Start Recorded information

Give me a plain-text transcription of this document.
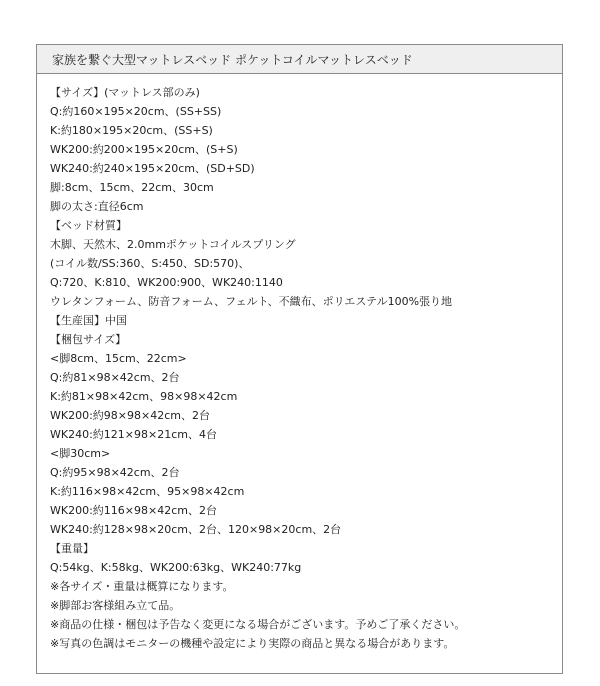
家族を繋ぐ大型マットレスベッド ポケットコイルマットレスベッド
【サイズ】(マットレス部のみ)
Q:約160×195×20cm、(SS+SS)
K:約180×195×20cm、(SS+S)
WK200:約200×195×20cm、(S+S)
WK240:約240×195×20cm、(SD+SD)
脚:8cm、15cm、22cm、30cm
脚の太さ:直径6cm
【ベッド材質】
木脚、天然木、2.0mmポケットコイルスプリング
(コイル数/SS:360、S:450、SD:570)、
Q:720、K:810、WK200:900、WK240:1140
ウレタンフォーム、防音フォーム、フェルト、不織布、ポリエステル100%張り地
【生産国】中国
【梱包サイズ】
<脚8cm、15cm、22cm>
Q:約81×98×42cm、2台
K:約81×98×42cm、98×98×42cm
WK200:約98×98×42cm、2台
WK240:約121×98×21cm、4台
<脚30cm>
Q:約95×98×42cm、2台
K:約116×98×42cm、95×98×42cm
WK200:約116×98×42cm、2台
WK240:約128×98×20cm、2台、120×98×20cm、2台
【重量】
Q:54kg、K:58kg、WK200:63kg、WK240:77kg
※各サイズ・重量は概算になります。
※脚部お客様組み立て品。
※商品の仕様・梱包は予告なく変更になる場合がございます。予めご了承ください。
※写真の色調はモニターの機種や設定により実際の商品と異なる場合があります。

End Recorded information

What to work on | All records must be output exactly as they are, except for the pictures, which are left out.

Output below |
Give me a plain-text transcription of this document.
家族を繋ぐ大型マットレスベッド ポケットコイルマットレスベッド
【サイズ】(マットレス部のみ)
Q:約160×195×20cm、(SS+SS)
K:約180×195×20cm、(SS+S)
WK200:約200×195×20cm、(S+S)
WK240:約240×195×20cm、(SD+SD)
脚:8cm、15cm、22cm、30cm
脚の太さ:直径6cm
【ベッド材質】
木脚、天然木、2.0mmポケットコイルスプリング
(コイル数/SS:360、S:450、SD:570)、
Q:720、K:810、WK200:900、WK240:1140
ウレタンフォーム、防音フォーム、フェルト、不織布、ポリエステル100%張り地
【生産国】中国
【梱包サイズ】
<脚8cm、15cm、22cm>
Q:約81×98×42cm、2台
K:約81×98×42cm、98×98×42cm
WK200:約98×98×42cm、2台
WK240:約121×98×21cm、4台
<脚30cm>
Q:約95×98×42cm、2台
K:約116×98×42cm、95×98×42cm
WK200:約116×98×42cm、2台
WK240:約128×98×20cm、2台、120×98×20cm、2台
【重量】
Q:54kg、K:58kg、WK200:63kg、WK240:77kg
※各サイズ・重量は概算になります。
※脚部お客様組み立て品。
※商品の仕様・梱包は予告なく変更になる場合がございます。予めご了承ください。
※写真の色調はモニターの機種や設定により実際の商品と異なる場合があります。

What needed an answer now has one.